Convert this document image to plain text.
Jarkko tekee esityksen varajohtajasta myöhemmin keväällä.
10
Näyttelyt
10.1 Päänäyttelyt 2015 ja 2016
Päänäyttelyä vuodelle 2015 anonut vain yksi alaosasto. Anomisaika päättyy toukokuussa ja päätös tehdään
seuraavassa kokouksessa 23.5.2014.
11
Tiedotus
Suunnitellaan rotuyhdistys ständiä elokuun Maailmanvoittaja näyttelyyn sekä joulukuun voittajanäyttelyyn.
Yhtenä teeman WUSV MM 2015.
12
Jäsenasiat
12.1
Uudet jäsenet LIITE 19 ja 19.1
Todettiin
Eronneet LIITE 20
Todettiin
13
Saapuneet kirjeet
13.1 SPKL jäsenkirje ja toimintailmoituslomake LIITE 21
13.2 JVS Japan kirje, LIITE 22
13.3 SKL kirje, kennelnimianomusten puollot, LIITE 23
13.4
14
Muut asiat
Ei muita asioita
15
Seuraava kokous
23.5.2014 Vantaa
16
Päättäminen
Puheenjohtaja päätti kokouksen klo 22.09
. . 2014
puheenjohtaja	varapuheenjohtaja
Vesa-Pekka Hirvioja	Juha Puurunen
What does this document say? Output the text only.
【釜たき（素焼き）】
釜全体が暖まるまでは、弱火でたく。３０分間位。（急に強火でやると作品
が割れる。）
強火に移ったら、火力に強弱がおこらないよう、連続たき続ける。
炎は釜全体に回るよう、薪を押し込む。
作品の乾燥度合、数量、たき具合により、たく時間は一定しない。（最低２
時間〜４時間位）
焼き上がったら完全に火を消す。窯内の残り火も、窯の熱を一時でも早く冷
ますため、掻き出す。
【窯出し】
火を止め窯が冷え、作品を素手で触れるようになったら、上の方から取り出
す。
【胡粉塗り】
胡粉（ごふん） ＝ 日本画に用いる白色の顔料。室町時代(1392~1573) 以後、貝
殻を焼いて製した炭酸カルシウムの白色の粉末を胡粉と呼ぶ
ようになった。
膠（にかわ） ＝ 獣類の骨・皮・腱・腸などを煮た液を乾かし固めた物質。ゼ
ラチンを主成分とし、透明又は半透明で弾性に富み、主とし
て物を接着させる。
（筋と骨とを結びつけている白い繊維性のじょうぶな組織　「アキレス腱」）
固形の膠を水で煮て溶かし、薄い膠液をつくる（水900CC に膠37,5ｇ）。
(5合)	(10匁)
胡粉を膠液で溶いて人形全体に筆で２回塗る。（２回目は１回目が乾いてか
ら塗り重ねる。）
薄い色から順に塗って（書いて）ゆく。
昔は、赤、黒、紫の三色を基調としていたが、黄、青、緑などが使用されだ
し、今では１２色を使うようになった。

**What is asked**
Reproduce the whole listing word for word.

**Reply**
Convert this document image to plain text.
Jarkko tekee esityksen varajohtajasta myöhemmin keväällä.
10
Näyttelyt
10.1 Päänäyttelyt 2015 ja 2016
Päänäyttelyä vuodelle 2015 anonut vain yksi alaosasto. Anomisaika päättyy toukokuussa ja päätös tehdään
seuraavassa kokouksessa 23.5.2014.
11
Tiedotus
Suunnitellaan rotuyhdistys ständiä elokuun Maailmanvoittaja näyttelyyn sekä joulukuun voittajanäyttelyyn.
Yhtenä teeman WUSV MM 2015.
12
Jäsenasiat
12.1
Uudet jäsenet LIITE 19 ja 19.1
Todettiin
Eronneet LIITE 20
Todettiin
13
Saapuneet kirjeet
13.1 SPKL jäsenkirje ja toimintailmoituslomake LIITE 21
13.2 JVS Japan kirje, LIITE 22
13.3 SKL kirje, kennelnimianomusten puollot, LIITE 23
13.4
14
Muut asiat
Ei muita asioita
15
Seuraava kokous
23.5.2014 Vantaa
16
Päättäminen
Puheenjohtaja päätti kokouksen klo 22.09
. . 2014
puheenjohtaja	varapuheenjohtaja
Vesa-Pekka Hirvioja	Juha Puurunen
What does this document say? Output the text only.
【釜たき（素焼き）】
釜全体が暖まるまでは、弱火でたく。３０分間位。（急に強火でやると作品
が割れる。）
強火に移ったら、火力に強弱がおこらないよう、連続たき続ける。
炎は釜全体に回るよう、薪を押し込む。
作品の乾燥度合、数量、たき具合により、たく時間は一定しない。（最低２
時間〜４時間位）
焼き上がったら完全に火を消す。窯内の残り火も、窯の熱を一時でも早く冷
ますため、掻き出す。
【窯出し】
火を止め窯が冷え、作品を素手で触れるようになったら、上の方から取り出
す。
【胡粉塗り】
胡粉（ごふん） ＝ 日本画に用いる白色の顔料。室町時代(1392~1573) 以後、貝
殻を焼いて製した炭酸カルシウムの白色の粉末を胡粉と呼ぶ
ようになった。
膠（にかわ） ＝ 獣類の骨・皮・腱・腸などを煮た液を乾かし固めた物質。ゼ
ラチンを主成分とし、透明又は半透明で弾性に富み、主とし
て物を接着させる。
（筋と骨とを結びつけている白い繊維性のじょうぶな組織　「アキレス腱」）
固形の膠を水で煮て溶かし、薄い膠液をつくる（水900CC に膠37,5ｇ）。
(5合)	(10匁)
胡粉を膠液で溶いて人形全体に筆で２回塗る。（２回目は１回目が乾いてか
ら塗り重ねる。）
薄い色から順に塗って（書いて）ゆく。
昔は、赤、黒、紫の三色を基調としていたが、黄、青、緑などが使用されだ
し、今では１２色を使うようになった。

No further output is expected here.